* Data *
──────────────────────────────

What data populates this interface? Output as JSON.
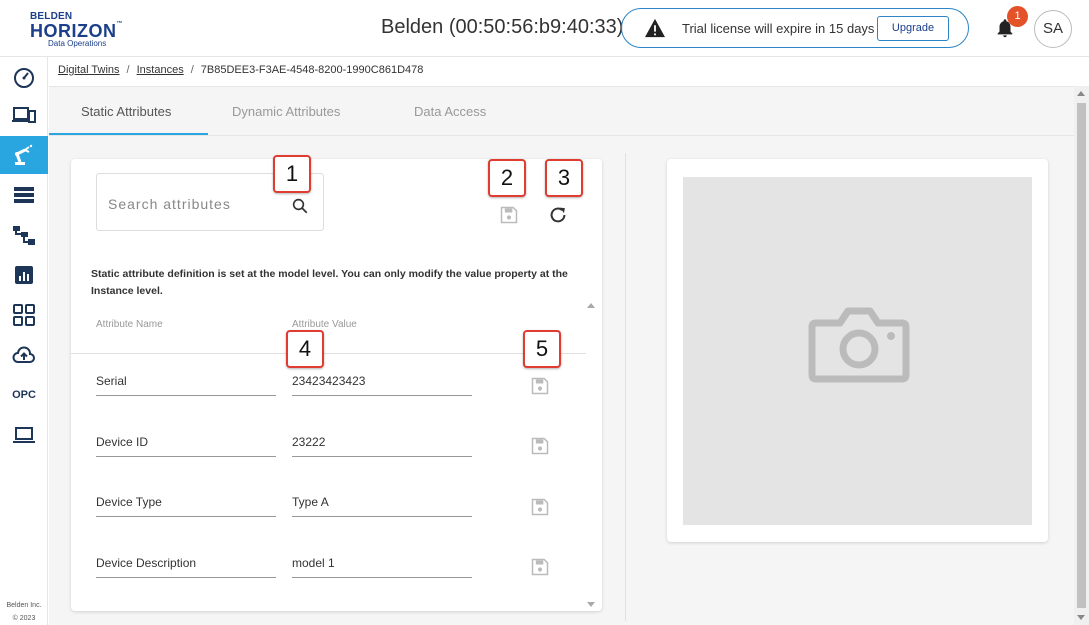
{
  "brand": {
    "line1": "BELDEN",
    "line2": "HORIZON",
    "trademark": "™",
    "line3": "Data Operations"
  },
  "header": {
    "device_title": "Belden (00:50:56:b9:40:33)",
    "trial_message": "Trial license will expire in 15 days",
    "upgrade_label": "Upgrade",
    "notification_count": "1",
    "avatar_initials": "SA"
  },
  "sidebar": {
    "items": [
      {
        "icon": "dashboard-icon"
      },
      {
        "icon": "devices-icon"
      },
      {
        "icon": "robot-arm-icon",
        "active": true
      },
      {
        "icon": "list-icon"
      },
      {
        "icon": "hierarchy-icon"
      },
      {
        "icon": "report-icon"
      },
      {
        "icon": "grid-icon"
      },
      {
        "icon": "cloud-upload-icon"
      },
      {
        "label": "OPC"
      },
      {
        "icon": "laptop-icon"
      }
    ],
    "footer_line1": "Belden Inc.",
    "footer_line2": "© 2023",
    "active_color": "#29a6df"
  },
  "breadcrumb": {
    "items": [
      "Digital Twins",
      "Instances"
    ],
    "separator": "/",
    "current": "7B85DEE3-F3AE-4548-8200-1990C861D478"
  },
  "tabs": [
    "Static Attributes",
    "Dynamic Attributes",
    "Data Access"
  ],
  "attributes": {
    "search_placeholder": "Search attributes",
    "note": "Static attribute definition is set at the model level. You can only modify the value property at the Instance level.",
    "col_name": "Attribute Name",
    "col_value": "Attribute Value",
    "rows": [
      {
        "name": "Serial",
        "value": "23423423423"
      },
      {
        "name": "Device ID",
        "value": "23222"
      },
      {
        "name": "Device Type",
        "value": "Type A"
      },
      {
        "name": "Device Description",
        "value": "model 1"
      }
    ]
  },
  "callouts": [
    "1",
    "2",
    "3",
    "4",
    "5"
  ],
  "colors": {
    "accent": "#29a6df",
    "brand_blue": "#1b3f8b",
    "notification": "#e4522a",
    "callout_border": "#e03c31"
  }
}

──────────────────────────────

* Requirements *
Omit the pictures. Output every record above word for word.

* Exercise solution *
What data populates this interface? Output as JSON.
{
  "brand": {
    "line1": "BELDEN",
    "line2": "HORIZON",
    "trademark": "™",
    "line3": "Data Operations"
  },
  "header": {
    "device_title": "Belden (00:50:56:b9:40:33)",
    "trial_message": "Trial license will expire in 15 days",
    "upgrade_label": "Upgrade",
    "notification_count": "1",
    "avatar_initials": "SA"
  },
  "sidebar": {
    "items": [
      {
        "icon": "dashboard-icon"
      },
      {
        "icon": "devices-icon"
      },
      {
        "icon": "robot-arm-icon",
        "active": true
      },
      {
        "icon": "list-icon"
      },
      {
        "icon": "hierarchy-icon"
      },
      {
        "icon": "report-icon"
      },
      {
        "icon": "grid-icon"
      },
      {
        "icon": "cloud-upload-icon"
      },
      {
        "label": "OPC"
      },
      {
        "icon": "laptop-icon"
      }
    ],
    "footer_line1": "Belden Inc.",
    "footer_line2": "© 2023",
    "active_color": "#29a6df"
  },
  "breadcrumb": {
    "items": [
      "Digital Twins",
      "Instances"
    ],
    "separator": "/",
    "current": "7B85DEE3-F3AE-4548-8200-1990C861D478"
  },
  "tabs": [
    "Static Attributes",
    "Dynamic Attributes",
    "Data Access"
  ],
  "attributes": {
    "search_placeholder": "Search attributes",
    "note": "Static attribute definition is set at the model level. You can only modify the value property at the Instance level.",
    "col_name": "Attribute Name",
    "col_value": "Attribute Value",
    "rows": [
      {
        "name": "Serial",
        "value": "23423423423"
      },
      {
        "name": "Device ID",
        "value": "23222"
      },
      {
        "name": "Device Type",
        "value": "Type A"
      },
      {
        "name": "Device Description",
        "value": "model 1"
      }
    ]
  },
  "callouts": [
    "1",
    "2",
    "3",
    "4",
    "5"
  ],
  "colors": {
    "accent": "#29a6df",
    "brand_blue": "#1b3f8b",
    "notification": "#e4522a",
    "callout_border": "#e03c31"
  }
}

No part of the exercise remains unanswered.